◆ OBJECTIVE:
Set down the records once more, please, exactly and with the pictures left out.
-------
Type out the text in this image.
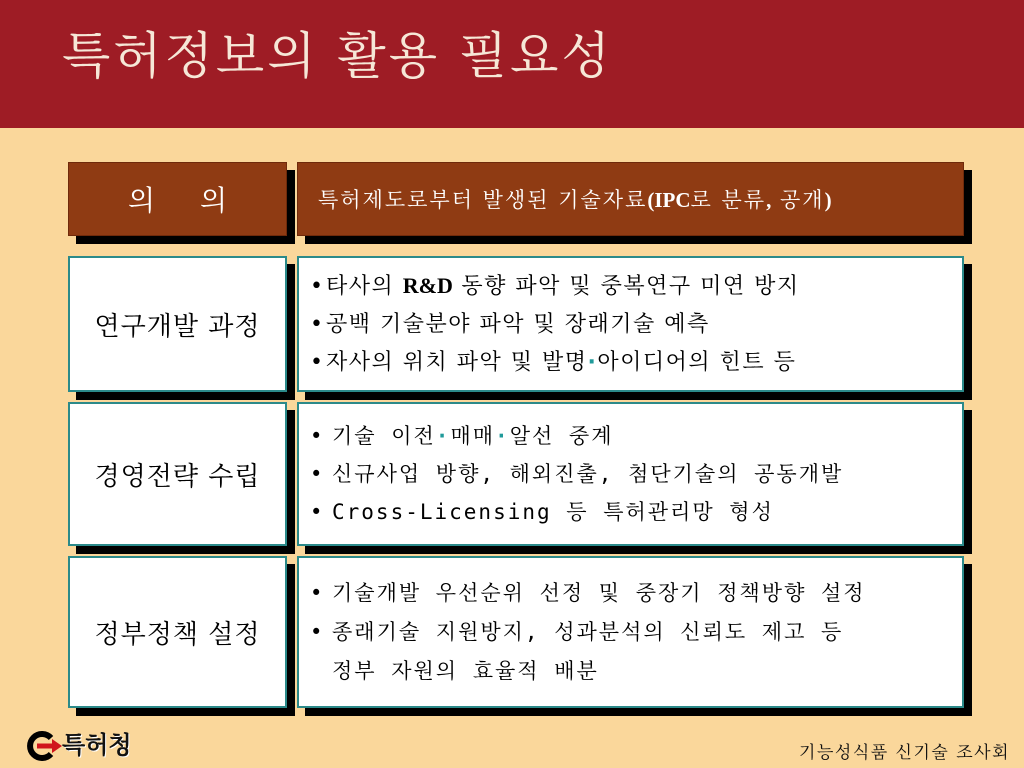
특허정보의 활용 필요성
의 의	특허제도로부터 발생된 기술자료(IPC로 분류, 공개)
연구개발 과정
• 타사의 R&D 동향 파악 및 중복연구 미연 방지
• 공백 기술분야 파악 및 장래기술 예측
• 자사의 위치 파악 및 발명·아이디어의 힌트 등
경영전략 수립
• 기술 이전·매매·알선 중계
• 신규사업 방향, 해외진출, 첨단기술의 공동개발
• Cross-Licensing 등 특허관리망 형성
정부정책 설정
• 기술개발 우선순위 선정 및 중장기 정책방향 설정
• 종래기술 지원방지, 성과분석의 신뢰도 제고 등
정부 자원의 효율적 배분
특허청	기능성식품 신기술 조사회
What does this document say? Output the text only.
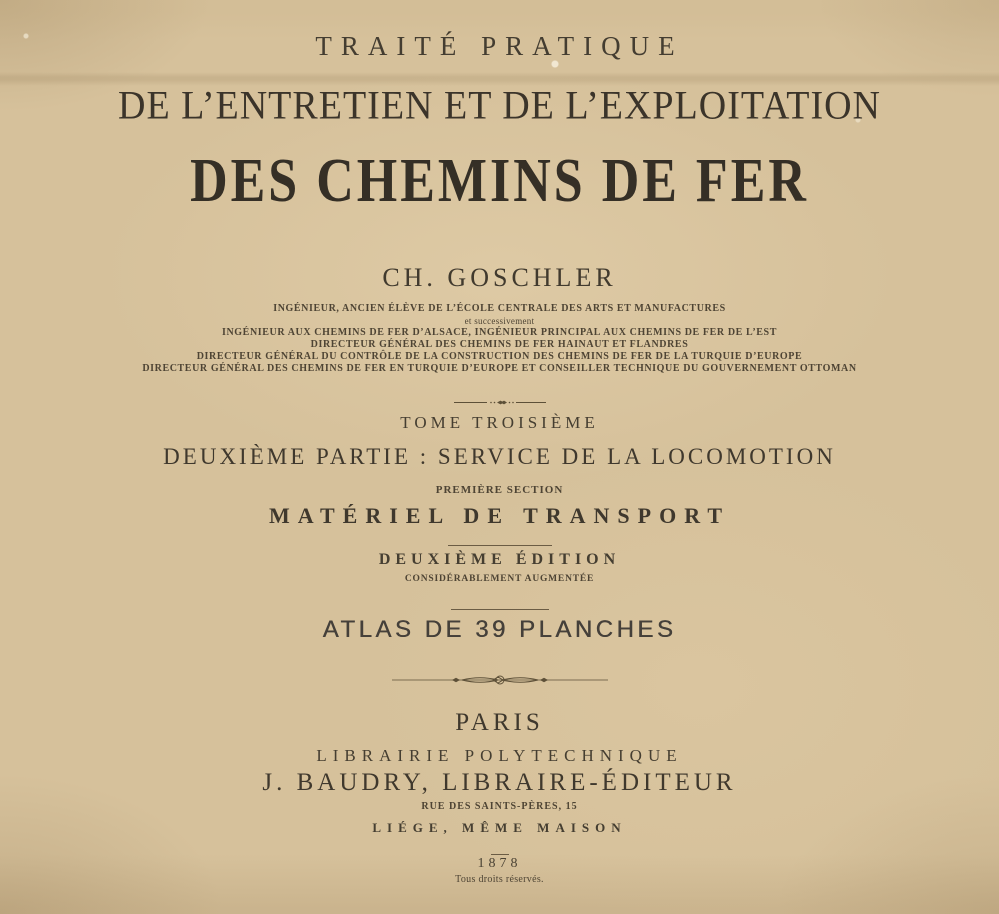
TRAITÉ PRATIQUE
DE L’ENTRETIEN ET DE L’EXPLOITATION
DES CHEMINS DE FER
CH. GOSCHLER
INGÉNIEUR, ANCIEN ÉLÈVE DE L’ÉCOLE CENTRALE DES ARTS ET MANUFACTURES
et successivement
INGÉNIEUR AUX CHEMINS DE FER D’ALSACE, INGÉNIEUR PRINCIPAL AUX CHEMINS DE FER DE L’EST
DIRECTEUR GÉNÉRAL DES CHEMINS DE FER HAINAUT ET FLANDRES
DIRECTEUR GÉNÉRAL DU CONTRÔLE DE LA CONSTRUCTION DES CHEMINS DE FER DE LA TURQUIE D’EUROPE
DIRECTEUR GÉNÉRAL DES CHEMINS DE FER EN TURQUIE D’EUROPE ET CONSEILLER TECHNIQUE DU GOUVERNEMENT OTTOMAN
TOME TROISIÈME
DEUXIÈME PARTIE : SERVICE DE LA LOCOMOTION
PREMIÈRE SECTION
MATÉRIEL DE TRANSPORT
DEUXIÈME ÉDITION
CONSIDÉRABLEMENT AUGMENTÉE
ATLAS DE 39 PLANCHES
PARIS
LIBRAIRIE POLYTECHNIQUE
J. BAUDRY, LIBRAIRE-ÉDITEUR
RUE DES SAINTS-PÈRES, 15
LIÉGE, MÊME MAISON
1878
Tous droits réservés.
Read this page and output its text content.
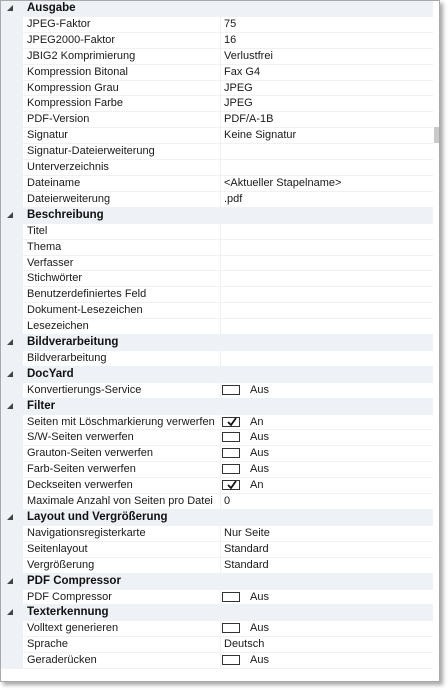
Ausgabe
JPEG-Faktor	75
JPEG2000-Faktor	16
JBIG2 Komprimierung	Verlustfrei
Kompression Bitonal	Fax G4
Kompression Grau	JPEG
Kompression Farbe	JPEG
PDF-Version	PDF/A-1B
Signatur	Keine Signatur
Signatur-Dateierweiterung
Unterverzeichnis
Dateiname	<Aktueller Stapelname>
Dateierweiterung	.pdf
Beschreibung
Titel
Thema
Verfasser
Stichwörter
Benutzerdefiniertes Feld
Dokument-Lesezeichen
Lesezeichen
Bildverarbeitung
Bildverarbeitung
DocYard
Konvertierungs-Service	Aus
Filter
Seiten mit Löschmarkierung verwerfen	An
S/W-Seiten verwerfen	Aus
Grauton-Seiten verwerfen	Aus
Farb-Seiten verwerfen	Aus
Deckseiten verwerfen	An
Maximale Anzahl von Seiten pro Datei 0
Layout und Vergrößerung
Navigationsregisterkarte	Nur Seite
Seitenlayout	Standard
Vergrößerung	Standard
PDF Compressor
PDF Compressor	Aus
Texterkennung
Volltext generieren	Aus
Sprache	Deutsch
Geraderücken	Aus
-------
◆ OUTPUT FOR THIS TASK:
Type out the text in this image.
특허정보의 활용 필요성
의 의	특허제도로부터 발생된 기술자료(IPC로 분류, 공개)
연구개발 과정
• 타사의 R&D 동향 파악 및 중복연구 미연 방지
• 공백 기술분야 파악 및 장래기술 예측
• 자사의 위치 파악 및 발명·아이디어의 힌트 등
경영전략 수립
• 기술 이전·매매·알선 중계
• 신규사업 방향, 해외진출, 첨단기술의 공동개발
• Cross-Licensing 등 특허관리망 형성
정부정책 설정
• 기술개발 우선순위 선정 및 중장기 정책방향 설정
• 종래기술 지원방지, 성과분석의 신뢰도 제고 등
정부 자원의 효율적 배분
특허청	기능성식품 신기술 조사회
What does this document say? Output the text only.
TRAITÉ PRATIQUE
DE L’ENTRETIEN ET DE L’EXPLOITATION
DES CHEMINS DE FER
CH. GOSCHLER
INGÉNIEUR, ANCIEN ÉLÈVE DE L’ÉCOLE CENTRALE DES ARTS ET MANUFACTURES
et successivement
INGÉNIEUR AUX CHEMINS DE FER D’ALSACE, INGÉNIEUR PRINCIPAL AUX CHEMINS DE FER DE L’EST
DIRECTEUR GÉNÉRAL DES CHEMINS DE FER HAINAUT ET FLANDRES
DIRECTEUR GÉNÉRAL DU CONTRÔLE DE LA CONSTRUCTION DES CHEMINS DE FER DE LA TURQUIE D’EUROPE
DIRECTEUR GÉNÉRAL DES CHEMINS DE FER EN TURQUIE D’EUROPE ET CONSEILLER TECHNIQUE DU GOUVERNEMENT OTTOMAN
TOME TROISIÈME
DEUXIÈME PARTIE : SERVICE DE LA LOCOMOTION
PREMIÈRE SECTION
MATÉRIEL DE TRANSPORT
DEUXIÈME ÉDITION
CONSIDÉRABLEMENT AUGMENTÉE
ATLAS DE 39 PLANCHES
PARIS
LIBRAIRIE POLYTECHNIQUE
J. BAUDRY, LIBRAIRE-ÉDITEUR
RUE DES SAINTS-PÈRES, 15
LIÉGE, MÊME MAISON
1878
Tous droits réservés.
Read this page and output its text content.
Ausgabe
JPEG-Faktor	75
JPEG2000-Faktor	16
JBIG2 Komprimierung	Verlustfrei
Kompression Bitonal	Fax G4
Kompression Grau	JPEG
Kompression Farbe	JPEG
PDF-Version	PDF/A-1B
Signatur	Keine Signatur
Signatur-Dateierweiterung
Unterverzeichnis
Dateiname	<Aktueller Stapelname>
Dateierweiterung	.pdf
Beschreibung
Titel
Thema
Verfasser
Stichwörter
Benutzerdefiniertes Feld
Dokument-Lesezeichen
Lesezeichen
Bildverarbeitung
Bildverarbeitung
DocYard
Konvertierungs-Service	Aus
Filter
Seiten mit Löschmarkierung verwerfen	An
S/W-Seiten verwerfen	Aus
Grauton-Seiten verwerfen	Aus
Farb-Seiten verwerfen	Aus
Deckseiten verwerfen	An
Maximale Anzahl von Seiten pro Datei 0
Layout und Vergrößerung
Navigationsregisterkarte	Nur Seite
Seitenlayout	Standard
Vergrößerung	Standard
PDF Compressor
PDF Compressor	Aus
Texterkennung
Volltext generieren	Aus
Sprache	Deutsch
Geraderücken	Aus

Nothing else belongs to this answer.